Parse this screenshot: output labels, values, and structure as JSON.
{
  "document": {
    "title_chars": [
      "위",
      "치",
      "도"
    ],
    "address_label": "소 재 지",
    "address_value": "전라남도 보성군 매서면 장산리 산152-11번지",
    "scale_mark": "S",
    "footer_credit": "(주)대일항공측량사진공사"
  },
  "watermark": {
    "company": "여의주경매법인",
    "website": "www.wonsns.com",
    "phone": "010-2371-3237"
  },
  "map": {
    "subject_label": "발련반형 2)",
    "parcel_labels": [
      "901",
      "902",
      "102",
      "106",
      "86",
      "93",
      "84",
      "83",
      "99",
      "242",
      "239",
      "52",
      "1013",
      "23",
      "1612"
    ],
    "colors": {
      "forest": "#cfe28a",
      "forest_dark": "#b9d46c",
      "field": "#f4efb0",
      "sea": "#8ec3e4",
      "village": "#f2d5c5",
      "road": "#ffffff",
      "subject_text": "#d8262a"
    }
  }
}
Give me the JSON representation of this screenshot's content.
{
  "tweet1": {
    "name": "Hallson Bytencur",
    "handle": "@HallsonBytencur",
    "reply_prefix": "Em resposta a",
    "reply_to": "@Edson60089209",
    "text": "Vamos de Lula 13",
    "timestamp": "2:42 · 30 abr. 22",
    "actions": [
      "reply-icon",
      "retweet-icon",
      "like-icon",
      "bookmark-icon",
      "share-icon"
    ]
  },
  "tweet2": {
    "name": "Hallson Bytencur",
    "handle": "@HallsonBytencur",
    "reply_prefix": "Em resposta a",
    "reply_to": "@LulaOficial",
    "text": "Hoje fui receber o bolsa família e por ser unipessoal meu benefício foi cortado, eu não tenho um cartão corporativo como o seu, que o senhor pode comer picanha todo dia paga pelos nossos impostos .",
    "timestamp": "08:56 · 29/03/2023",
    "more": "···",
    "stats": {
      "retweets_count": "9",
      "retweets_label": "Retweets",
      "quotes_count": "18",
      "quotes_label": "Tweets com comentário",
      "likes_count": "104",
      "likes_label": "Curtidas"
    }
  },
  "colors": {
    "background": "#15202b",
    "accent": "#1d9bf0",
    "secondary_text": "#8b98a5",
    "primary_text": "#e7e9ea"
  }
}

####################

### [EXERCISE TASK]
Please restate the whole listing word for word.

### [EXPECTED OUTPUT]
Parse this screenshot: output labels, values, and structure as JSON.
{
  "document": {
    "title_chars": [
      "위",
      "치",
      "도"
    ],
    "address_label": "소 재 지",
    "address_value": "전라남도 보성군 매서면 장산리 산152-11번지",
    "scale_mark": "S",
    "footer_credit": "(주)대일항공측량사진공사"
  },
  "watermark": {
    "company": "여의주경매법인",
    "website": "www.wonsns.com",
    "phone": "010-2371-3237"
  },
  "map": {
    "subject_label": "발련반형 2)",
    "parcel_labels": [
      "901",
      "902",
      "102",
      "106",
      "86",
      "93",
      "84",
      "83",
      "99",
      "242",
      "239",
      "52",
      "1013",
      "23",
      "1612"
    ],
    "colors": {
      "forest": "#cfe28a",
      "forest_dark": "#b9d46c",
      "field": "#f4efb0",
      "sea": "#8ec3e4",
      "village": "#f2d5c5",
      "road": "#ffffff",
      "subject_text": "#d8262a"
    }
  }
}
Give me the JSON representation of this screenshot's content.
{
  "tweet1": {
    "name": "Hallson Bytencur",
    "handle": "@HallsonBytencur",
    "reply_prefix": "Em resposta a",
    "reply_to": "@Edson60089209",
    "text": "Vamos de Lula 13",
    "timestamp": "2:42 · 30 abr. 22",
    "actions": [
      "reply-icon",
      "retweet-icon",
      "like-icon",
      "bookmark-icon",
      "share-icon"
    ]
  },
  "tweet2": {
    "name": "Hallson Bytencur",
    "handle": "@HallsonBytencur",
    "reply_prefix": "Em resposta a",
    "reply_to": "@LulaOficial",
    "text": "Hoje fui receber o bolsa família e por ser unipessoal meu benefício foi cortado, eu não tenho um cartão corporativo como o seu, que o senhor pode comer picanha todo dia paga pelos nossos impostos .",
    "timestamp": "08:56 · 29/03/2023",
    "more": "···",
    "stats": {
      "retweets_count": "9",
      "retweets_label": "Retweets",
      "quotes_count": "18",
      "quotes_label": "Tweets com comentário",
      "likes_count": "104",
      "likes_label": "Curtidas"
    }
  },
  "colors": {
    "background": "#15202b",
    "accent": "#1d9bf0",
    "secondary_text": "#8b98a5",
    "primary_text": "#e7e9ea"
  }
}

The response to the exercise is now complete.